### Your assignment
Every line in the data below that includes "pero" belongs in the answer, copied as it stands.

┄┄┄┄┄┄┄┄┄┄

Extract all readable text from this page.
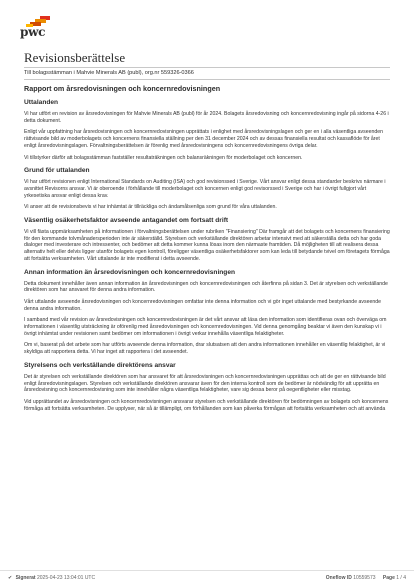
pwc
Revisionsberättelse
Till bolagsstämman i Mahvie Minerals AB (publ), org.nr 559326-0366
Rapport om årsredovisningen och koncernredovisningen
Uttalanden

Vi har utfört en revision av årsredovisningen för Mahvie Minerals AB (publ) för år 2024. Bolagets årsredovisning och koncernredovisning ingår på sidorna 4-26 i detta dokument.

Enligt vår uppfattning har årsredovisningen och koncernredovisningen upprättats i enlighet med årsredovisningslagen och ger en i alla väsentliga avseenden rättvisande bild av moderbolagets och koncernens finansiella ställning per den 31 december 2024 och av dessas finansiella resultat och kassaflöde för året enligt årsredovisningslagen. Förvaltningsberättelsen är förenlig med årsredovisningens och koncernredovisningens övriga delar.

Vi tillstyrker därför att bolagsstämman fastställer resultaträkningen och balansräkningen för moderbolaget och koncernen.

Grund för uttalanden

Vi har utfört revisionen enligt International Standards on Auditing (ISA) och god revisionssed i Sverige. Vårt ansvar enligt dessa standarder beskrivs närmare i avsnittet Revisorns ansvar. Vi är oberoende i förhållande till moderbolaget och koncernen enligt god revisorssed i Sverige och har i övrigt fullgjort vårt yrkesetiska ansvar enligt dessa krav.

Vi anser att de revisionsbevis vi har inhämtat är tillräckliga och ändamålsenliga som grund för våra uttalanden.

Väsentlig osäkerhetsfaktor avseende antagandet om fortsatt drift

Vi vill fästa uppmärksamheten på informationen i förvaltningsberättelsen under rubriken "Finansiering" Där framgår att det bolagets och koncernens finansiering för den kommande tolvmånadersperioden inte är säkerställd. Styrelsen och verkställande direktören arbetar intensivt med att säkerställa detta och har goda dialoger med investerare och intressenter, och bedömer att detta kommer kunna lösas inom den närmaste framtiden. Då möjligheten till att realisera dessa alternativ helt eller delvis ligger utanför bolagets egen kontroll, föreligger väsentliga osäkerhetsfaktorer som kan leda till betydande tvivel om företagets förmåga att fortsätta verksamheten. Vårt uttalande är inte modifierat i detta avseende.

Annan information än årsredovisningen och koncernredovisningen

Detta dokument innehåller även annan information än årsredovisningen och koncernredovisningen och återfinns på sidan 3. Det är styrelsen och verkställande direktören som har ansvaret för denna andra information.

Vårt uttalande avseende årsredovisningen och koncernredovisningen omfattar inte denna information och vi gör inget uttalande med bestyrkande avseende denna andra information.

I samband med vår revision av årsredovisningen och koncernredovisningen är det vårt ansvar att läsa den information som identifieras ovan och överväga om informationen i väsentlig utsträckning är oförenlig med årsredovisningen och koncernredovisningen. Vid denna genomgång beaktar vi även den kunskap vi i övrigt inhämtat under revisionen samt bedömer om informationen i övrigt verkar innehålla väsentliga felaktigheter.

Om vi, baserat på det arbete som har utförts avseende denna information, drar slutsatsen att den andra informationen innehåller en väsentlig felaktighet, är vi skyldiga att rapportera detta. Vi har inget att rapportera i det avseendet.

Styrelsens och verkställande direktörens ansvar

Det är styrelsen och verkställande direktören som har ansvaret för att årsredovisningen och koncernredovisningen upprättas och att de ger en rättvisande bild enligt årsredovisningslagen. Styrelsen och verkställande direktören ansvarar även för den interna kontroll som de bedömer är nödvändig för att upprätta en årsredovisning och koncernredovisning som inte innehåller några väsentliga felaktigheter, vare sig dessa beror på oegentligheter eller misstag.

Vid upprättandet av årsredovisningen och koncernredovisningen ansvarar styrelsen och verkställande direktören för bedömningen av bolagets och koncernens förmåga att fortsätta verksamheten. De upplyser, när så är tillämpligt, om förhållanden som kan påverka förmågan att fortsätta verksamheten och att använda

✔ Signerat 2025-04-23 13:04:01 UTC	Oneflow ID 10559573 Page 1 / 4
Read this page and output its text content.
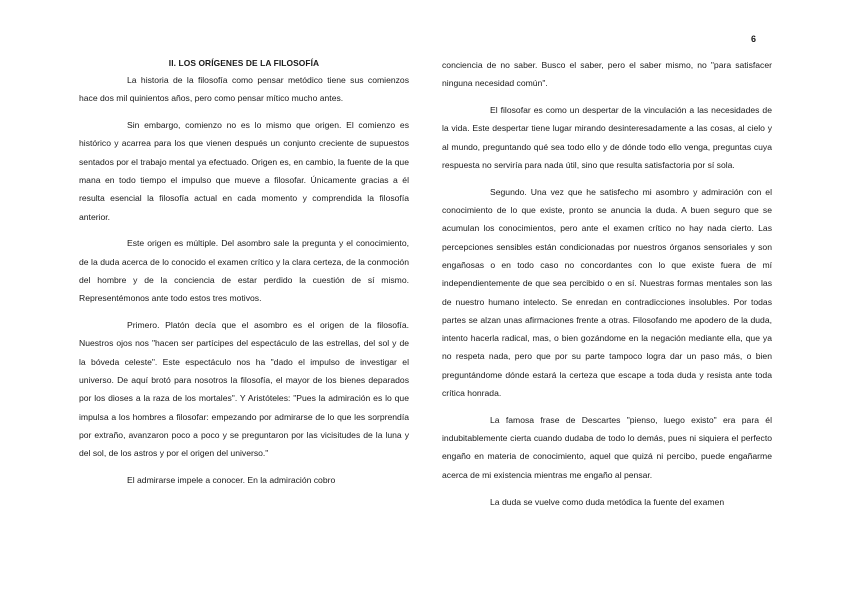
6
II. LOS ORÍGENES DE LA FILOSOFÍA

La historia de la filosofía como pensar metódico tiene sus comienzos hace dos mil quinientos años, pero como pensar mítico mucho antes.

Sin embargo, comienzo no es lo mismo que origen. El comienzo es histórico y acarrea para los que vienen después un conjunto creciente de supuestos sentados por el trabajo mental ya efectuado. Origen es, en cambio, la fuente de la que mana en todo tiempo el impulso que mueve a filosofar. Únicamente gracias a él resulta esencial la filosofía actual en cada momento y comprendida la filosofía anterior.

Este origen es múltiple. Del asombro sale la pregunta y el conocimiento, de la duda acerca de lo conocido el examen crítico y la clara certeza, de la conmoción del hombre y de la conciencia de estar perdido la cuestión de sí mismo. Representémonos ante todo estos tres motivos.

Primero. Platón decía que el asombro es el origen de la filosofía. Nuestros ojos nos "hacen ser partícipes del espectáculo de las estrellas, del sol y de la bóveda celeste". Este espectáculo nos ha "dado el impulso de investigar el universo. De aquí brotó para nosotros la filosofía, el mayor de los bienes deparados por los dioses a la raza de los mortales". Y Aristóteles: "Pues la admiración es lo que impulsa a los hombres a filosofar: empezando por admirarse de lo que les sorprendía por extraño, avanzaron poco a poco y se preguntaron por las vicisitudes de la luna y del sol, de los astros y por el origen del universo."

El admirarse impele a conocer. En la admiración cobro

conciencia de no saber. Busco el saber, pero el saber mismo, no "para satisfacer ninguna necesidad común".

El filosofar es como un despertar de la vinculación a las necesidades de la vida. Este despertar tiene lugar mirando desinteresadamente a las cosas, al cielo y al mundo, preguntando qué sea todo ello y de dónde todo ello venga, preguntas cuya respuesta no serviría para nada útil, sino que resulta satisfactoria por sí sola.

Segundo. Una vez que he satisfecho mi asombro y admiración con el conocimiento de lo que existe, pronto se anuncia la duda. A buen seguro que se acumulan los conocimientos, pero ante el examen crítico no hay nada cierto. Las percepciones sensibles están condicionadas por nuestros órganos sensoriales y son engañosas o en todo caso no concordantes con lo que existe fuera de mí independientemente de que sea percibido o en sí. Nuestras formas mentales son las de nuestro humano intelecto. Se enredan en contradicciones insolubles. Por todas partes se alzan unas afirmaciones frente a otras. Filosofando me apodero de la duda, intento hacerla radical, mas, o bien gozándome en la negación mediante ella, que ya no respeta nada, pero que por su parte tampoco logra dar un paso más, o bien preguntándome dónde estará la certeza que escape a toda duda y resista ante toda crítica honrada.

La famosa frase de Descartes "pienso, luego existo" era para él indubitablemente cierta cuando dudaba de todo lo demás, pues ni siquiera el perfecto engaño en materia de conocimiento, aquel que quizá ni percibo, puede engañarme acerca de mi existencia mientras me engaño al pensar.

La duda se vuelve como duda metódica la fuente del examen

┄┄┄┄┄┄┄┄┄┄

### Task answer
La historia de la filosofía como pensar metódico tiene sus comienzos hace dos mil quinientos años, pero como pensar mítico mucho antes.
conciencia de no saber. Busco el saber, pero el saber mismo, no "para satisfacer ninguna necesidad común".
Segundo. Una vez que he satisfecho mi asombro y admiración con el conocimiento de lo que existe, pronto se anuncia la duda. A buen seguro que se acumulan los conocimientos, pero ante el examen crítico no hay nada cierto. Las percepciones sensibles están condicionadas por nuestros órganos sensoriales y son engañosas o en todo caso no concordantes con lo que existe fuera de mí independientemente de que sea percibido o en sí. Nuestras formas mentales son las de nuestro humano intelecto. Se enredan en contradicciones insolubles. Por todas partes se alzan unas afirmaciones frente a otras. Filosofando me apodero de la duda, intento hacerla radical, mas, o bien gozándome en la negación mediante ella, que ya no respeta nada, pero que por su parte tampoco logra dar un paso más, o bien preguntándome dónde estará la certeza que escape a toda duda y resista ante toda crítica honrada.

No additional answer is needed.